Quote the entries word for word. Omit the pictures.

==== EXERCISE DATA ====

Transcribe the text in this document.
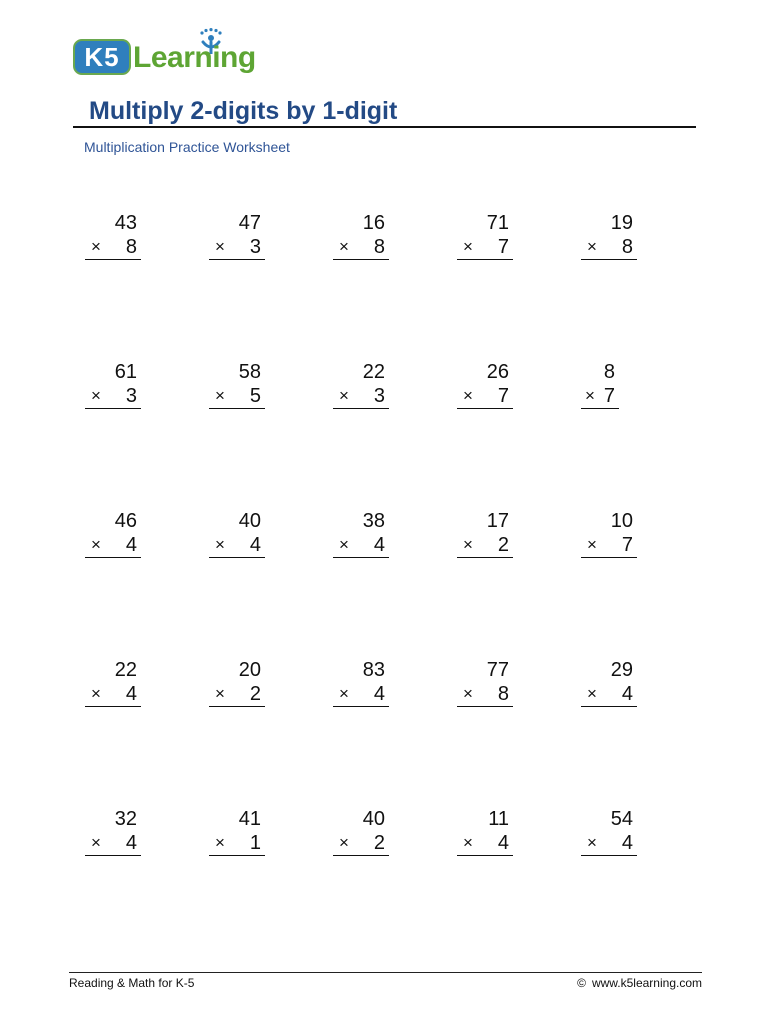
K5 Learning
Multiply 2-digits by 1-digit
Multiplication Practice Worksheet
43
× 8
47
× 3
16
× 8
71
× 7
19
× 8
61
× 3
58
× 5
22
× 3
26
× 7
8
× 7
46
× 4
40
× 4
38
× 4
17
× 2
10
× 7
22
× 4
20
× 2
83
× 4
77
× 8
29
× 4
32
× 4
41
× 1
40
× 2
11
× 4
54
× 4
Reading & Math for K-5	© www.k5learning.com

====

● SOLUTION FOR THIS EXERCISE
Transcribe the text in this document.
K5 Learning
Multiply 2-digits by 1-digit
Multiplication Practice Worksheet
43
× 8
47
× 3
16
× 8
71
× 7
19
× 8
61
× 3
58
× 5
22
× 3
26
× 7
8
× 7
46
× 4
40
× 4
38
× 4
17
× 2
10
× 7
22
× 4
20
× 2
83
× 4
77
× 8
29
× 4
32
× 4
41
× 1
40
× 2
11
× 4
54
× 4
Reading & Math for K-5	© www.k5learning.com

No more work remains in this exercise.